Objective
Your answer must consist solely of the number of lines that contain the word "кассира".

* Start Input data *

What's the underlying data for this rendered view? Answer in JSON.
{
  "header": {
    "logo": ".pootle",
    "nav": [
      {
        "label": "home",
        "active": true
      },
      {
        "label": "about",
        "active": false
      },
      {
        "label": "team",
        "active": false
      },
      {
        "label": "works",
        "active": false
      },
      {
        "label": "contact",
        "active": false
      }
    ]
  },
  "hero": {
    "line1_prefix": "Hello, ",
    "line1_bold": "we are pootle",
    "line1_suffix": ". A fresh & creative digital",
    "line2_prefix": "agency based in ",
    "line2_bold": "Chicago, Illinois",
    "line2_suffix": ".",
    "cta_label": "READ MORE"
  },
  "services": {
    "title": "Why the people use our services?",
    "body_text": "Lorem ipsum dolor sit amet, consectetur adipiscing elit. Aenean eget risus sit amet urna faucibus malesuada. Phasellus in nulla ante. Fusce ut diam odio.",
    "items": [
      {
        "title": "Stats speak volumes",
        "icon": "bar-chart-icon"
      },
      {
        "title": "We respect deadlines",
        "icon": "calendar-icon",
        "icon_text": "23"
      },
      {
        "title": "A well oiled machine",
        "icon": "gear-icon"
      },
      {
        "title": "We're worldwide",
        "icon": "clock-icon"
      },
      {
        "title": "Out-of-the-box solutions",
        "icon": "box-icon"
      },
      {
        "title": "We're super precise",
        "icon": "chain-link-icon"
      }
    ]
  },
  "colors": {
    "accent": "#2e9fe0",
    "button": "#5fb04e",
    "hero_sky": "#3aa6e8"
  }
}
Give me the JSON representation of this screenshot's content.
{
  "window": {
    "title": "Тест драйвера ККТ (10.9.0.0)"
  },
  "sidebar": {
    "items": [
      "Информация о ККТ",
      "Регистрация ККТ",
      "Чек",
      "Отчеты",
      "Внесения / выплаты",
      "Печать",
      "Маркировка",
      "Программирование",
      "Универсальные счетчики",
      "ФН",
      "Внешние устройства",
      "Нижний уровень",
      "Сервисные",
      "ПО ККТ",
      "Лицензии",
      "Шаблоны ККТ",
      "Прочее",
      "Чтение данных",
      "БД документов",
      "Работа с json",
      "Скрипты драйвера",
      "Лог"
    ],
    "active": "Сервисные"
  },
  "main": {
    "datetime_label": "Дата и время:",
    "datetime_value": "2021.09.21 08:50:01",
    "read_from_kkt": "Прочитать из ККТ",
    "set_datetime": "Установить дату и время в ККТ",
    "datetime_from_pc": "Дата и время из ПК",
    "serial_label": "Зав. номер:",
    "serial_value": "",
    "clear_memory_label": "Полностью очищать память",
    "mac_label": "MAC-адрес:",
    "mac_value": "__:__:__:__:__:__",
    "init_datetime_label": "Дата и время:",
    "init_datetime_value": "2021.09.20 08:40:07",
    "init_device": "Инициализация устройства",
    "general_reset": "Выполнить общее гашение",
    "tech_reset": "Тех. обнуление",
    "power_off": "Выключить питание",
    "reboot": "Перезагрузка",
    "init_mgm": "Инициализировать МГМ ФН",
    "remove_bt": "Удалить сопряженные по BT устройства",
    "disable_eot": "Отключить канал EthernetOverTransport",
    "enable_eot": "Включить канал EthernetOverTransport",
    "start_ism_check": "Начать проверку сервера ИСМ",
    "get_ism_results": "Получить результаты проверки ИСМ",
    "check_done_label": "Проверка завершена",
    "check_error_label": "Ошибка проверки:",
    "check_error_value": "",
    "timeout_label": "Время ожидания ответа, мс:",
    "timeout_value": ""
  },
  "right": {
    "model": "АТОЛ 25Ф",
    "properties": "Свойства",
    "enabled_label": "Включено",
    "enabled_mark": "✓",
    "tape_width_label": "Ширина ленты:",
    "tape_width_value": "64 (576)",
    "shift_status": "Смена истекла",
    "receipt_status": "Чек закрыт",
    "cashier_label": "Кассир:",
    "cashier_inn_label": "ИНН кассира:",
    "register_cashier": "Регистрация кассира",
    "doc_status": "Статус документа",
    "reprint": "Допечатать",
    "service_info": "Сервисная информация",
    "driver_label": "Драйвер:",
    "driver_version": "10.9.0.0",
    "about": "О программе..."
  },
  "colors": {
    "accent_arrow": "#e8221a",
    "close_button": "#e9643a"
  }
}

* End Input data *

The completed task
2